Segment Start: Supplied data

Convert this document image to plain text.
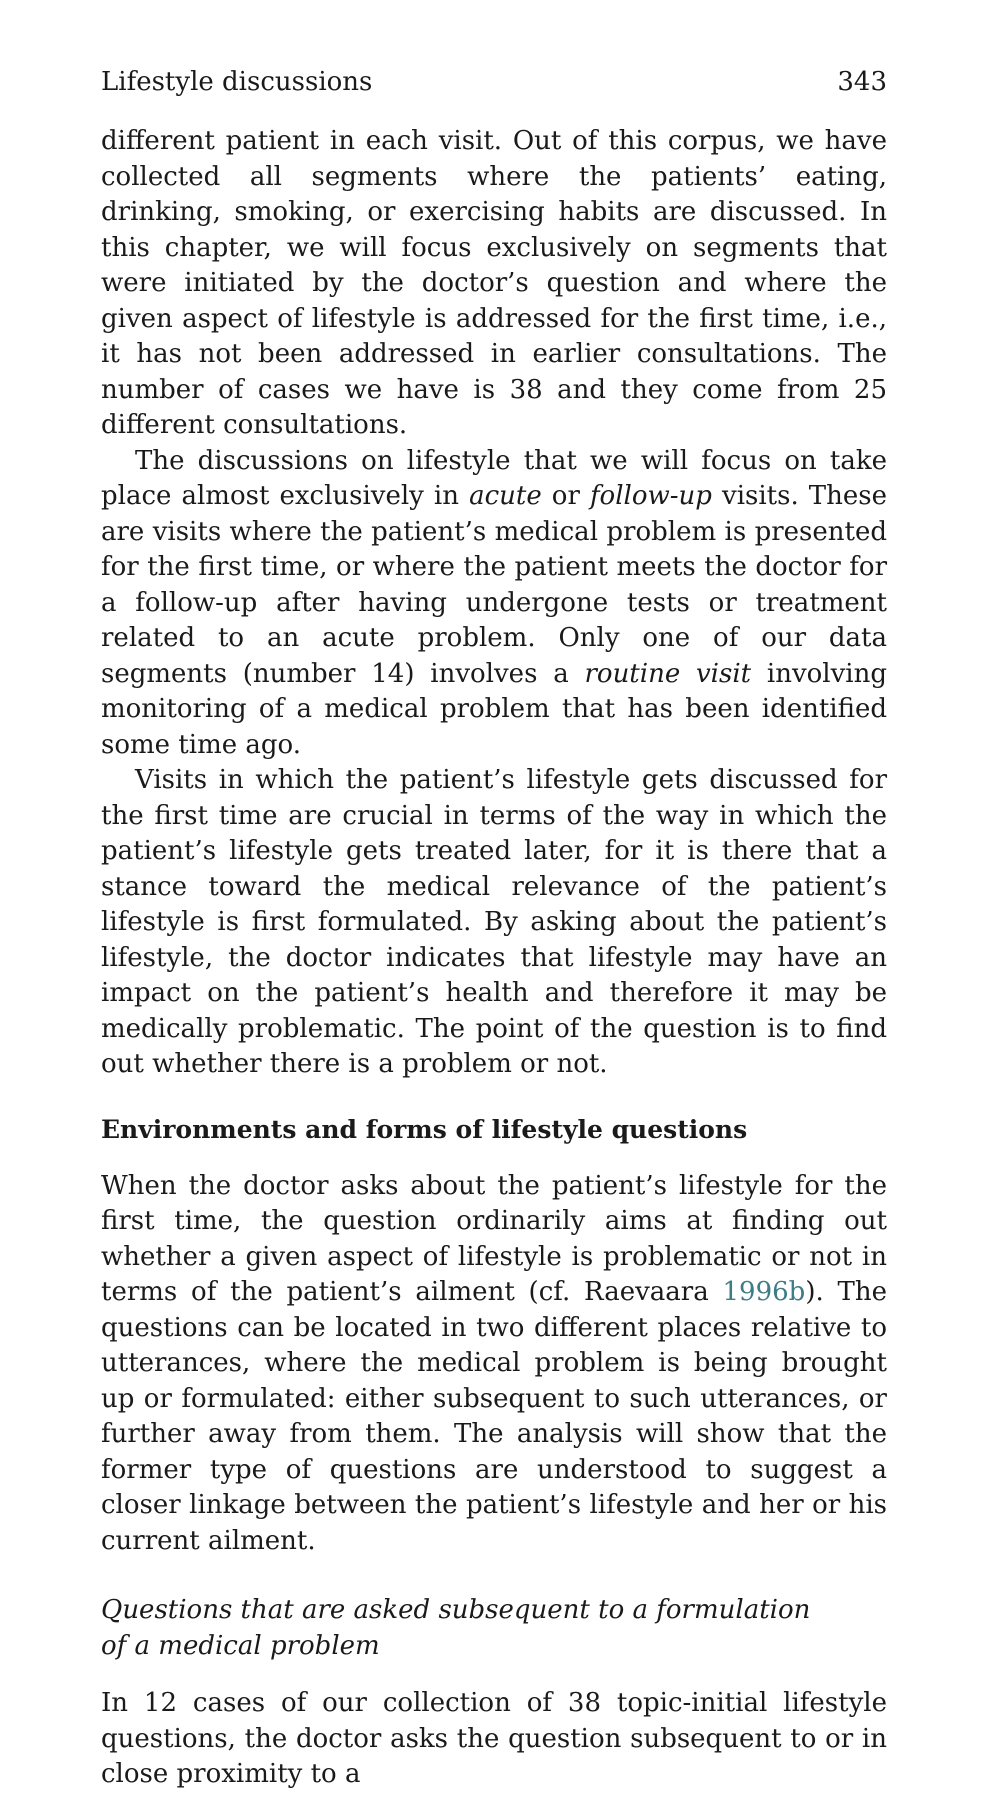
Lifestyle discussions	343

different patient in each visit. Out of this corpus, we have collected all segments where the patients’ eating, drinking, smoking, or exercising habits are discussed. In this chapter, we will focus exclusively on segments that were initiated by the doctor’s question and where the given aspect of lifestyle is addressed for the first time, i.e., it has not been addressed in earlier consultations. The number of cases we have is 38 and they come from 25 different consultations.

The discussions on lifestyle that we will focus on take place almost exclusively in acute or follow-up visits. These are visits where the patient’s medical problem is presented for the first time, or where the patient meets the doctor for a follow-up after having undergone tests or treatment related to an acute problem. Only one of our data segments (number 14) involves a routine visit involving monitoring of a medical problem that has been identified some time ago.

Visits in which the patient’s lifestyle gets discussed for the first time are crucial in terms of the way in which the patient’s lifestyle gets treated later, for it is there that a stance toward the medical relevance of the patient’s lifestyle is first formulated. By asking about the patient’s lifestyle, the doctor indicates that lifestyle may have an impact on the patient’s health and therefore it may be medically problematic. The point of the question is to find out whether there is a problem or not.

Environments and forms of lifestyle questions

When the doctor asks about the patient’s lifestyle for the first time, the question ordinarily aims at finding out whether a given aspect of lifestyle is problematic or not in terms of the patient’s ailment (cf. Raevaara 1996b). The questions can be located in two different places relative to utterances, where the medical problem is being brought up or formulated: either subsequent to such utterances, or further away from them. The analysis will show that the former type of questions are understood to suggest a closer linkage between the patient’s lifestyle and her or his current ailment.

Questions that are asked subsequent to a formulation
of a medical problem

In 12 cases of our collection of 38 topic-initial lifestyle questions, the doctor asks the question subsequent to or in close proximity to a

Segment End: Supplied data

◆ Instructions to follow
Copy each entry exactly as written, and drop the pictures from the copy.

◆ Task response
Convert this document image to plain text.
Lifestyle discussions	343

different patient in each visit. Out of this corpus, we have collected all segments where the patients’ eating, drinking, smoking, or exercising habits are discussed. In this chapter, we will focus exclusively on segments that were initiated by the doctor’s question and where the given aspect of lifestyle is addressed for the first time, i.e., it has not been addressed in earlier consultations. The number of cases we have is 38 and they come from 25 different consultations.

The discussions on lifestyle that we will focus on take place almost exclusively in acute or follow-up visits. These are visits where the patient’s medical problem is presented for the first time, or where the patient meets the doctor for a follow-up after having undergone tests or treatment related to an acute problem. Only one of our data segments (number 14) involves a routine visit involving monitoring of a medical problem that has been identified some time ago.

Visits in which the patient’s lifestyle gets discussed for the first time are crucial in terms of the way in which the patient’s lifestyle gets treated later, for it is there that a stance toward the medical relevance of the patient’s lifestyle is first formulated. By asking about the patient’s lifestyle, the doctor indicates that lifestyle may have an impact on the patient’s health and therefore it may be medically problematic. The point of the question is to find out whether there is a problem or not.

Environments and forms of lifestyle questions

When the doctor asks about the patient’s lifestyle for the first time, the question ordinarily aims at finding out whether a given aspect of lifestyle is problematic or not in terms of the patient’s ailment (cf. Raevaara 1996b). The questions can be located in two different places relative to utterances, where the medical problem is being brought up or formulated: either subsequent to such utterances, or further away from them. The analysis will show that the former type of questions are understood to suggest a closer linkage between the patient’s lifestyle and her or his current ailment.

Questions that are asked subsequent to a formulation
of a medical problem

In 12 cases of our collection of 38 topic-initial lifestyle questions, the doctor asks the question subsequent to or in close proximity to a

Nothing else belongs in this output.